• [TASK TO COMPLETE] Which lines in the material below contain the word "lokal"? Copy each of them.
START RECORDS SUPPLIED
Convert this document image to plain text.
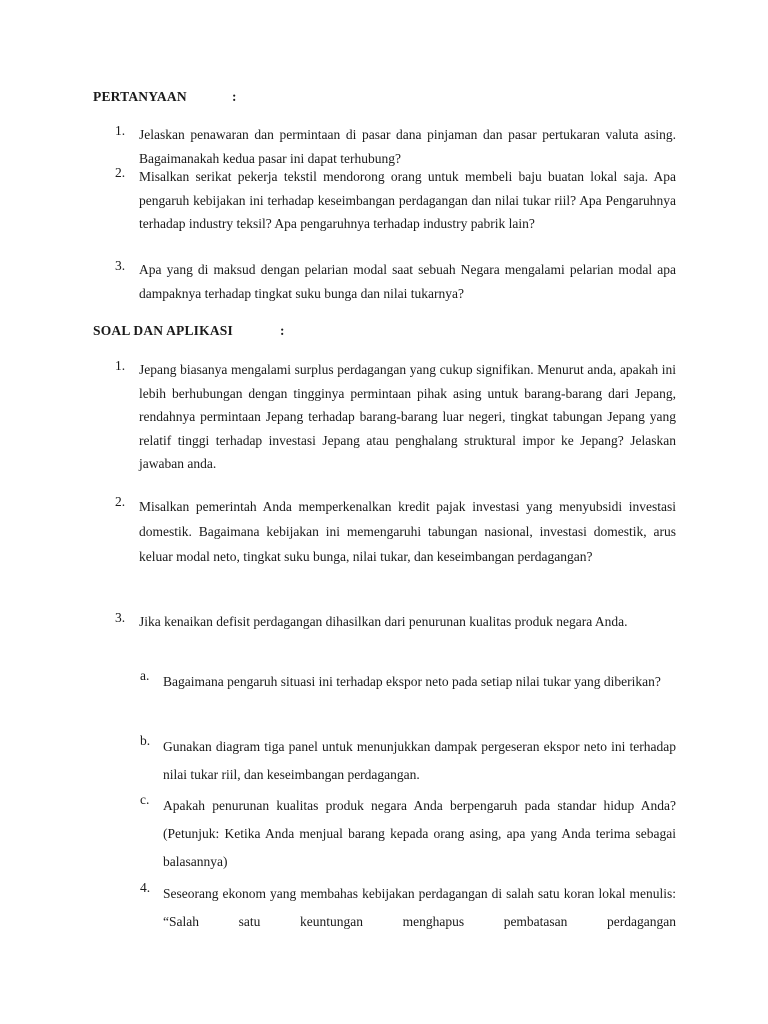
PERTANYAAN	:
1.	Jelaskan penawaran dan permintaan di pasar dana pinjaman dan pasar pertukaran valuta asing. Bagaimanakah kedua pasar ini dapat terhubung?
2.	Misalkan serikat pekerja tekstil mendorong orang untuk membeli baju buatan lokal saja. Apa pengaruh kebijakan ini terhadap keseimbangan perdagangan dan nilai tukar riil? Apa Pengaruhnya terhadap industry teksil? Apa pengaruhnya terhadap industry pabrik lain?
3.	Apa yang di maksud dengan pelarian modal saat sebuah Negara mengalami pelarian modal apa dampaknya terhadap tingkat suku bunga dan nilai tukarnya?
SOAL DAN APLIKASI	:
1.	Jepang biasanya mengalami surplus perdagangan yang cukup signifikan. Menurut anda, apakah ini lebih berhubungan dengan tingginya permintaan pihak asing untuk barang-barang dari Jepang, rendahnya permintaan Jepang terhadap barang-barang luar negeri, tingkat tabungan Jepang yang relatif tinggi terhadap investasi Jepang atau penghalang struktural impor ke Jepang? Jelaskan jawaban anda.
2.	Misalkan pemerintah Anda memperkenalkan kredit pajak investasi yang menyubsidi investasi domestik. Bagaimana kebijakan ini memengaruhi tabungan nasional, investasi domestik, arus keluar modal neto, tingkat suku bunga, nilai tukar, dan keseimbangan perdagangan?
3.	Jika kenaikan defisit perdagangan dihasilkan dari penurunan kualitas produk negara Anda.
a.	Bagaimana pengaruh situasi ini terhadap ekspor neto pada setiap nilai tukar yang diberikan?
b. Gunakan diagram tiga panel untuk menunjukkan dampak pergeseran ekspor neto ini terhadap nilai tukar riil, dan keseimbangan perdagangan.
c.	Apakah penurunan kualitas produk negara Anda berpengaruh pada standar hidup Anda? (Petunjuk: Ketika Anda menjual barang kepada orang asing, apa yang Anda terima sebagai balasannya)
4. Seseorang ekonom yang membahas kebijakan perdagangan di salah satu koran lokal menulis: “Salah satu keuntungan menghapus pembatasan perdagangan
END RECORDS SUPPLIED
• [EXERCISE RESPONSE]
2.	Misalkan serikat pekerja tekstil mendorong orang untuk membeli baju buatan lokal saja. Apa pengaruh kebijakan ini terhadap keseimbangan perdagangan dan nilai tukar riil? Apa Pengaruhnya terhadap industry teksil? Apa pengaruhnya terhadap industry pabrik lain?
4. Seseorang ekonom yang membahas kebijakan perdagangan di salah satu koran lokal menulis: “Salah satu keuntungan menghapus pembatasan perdagangan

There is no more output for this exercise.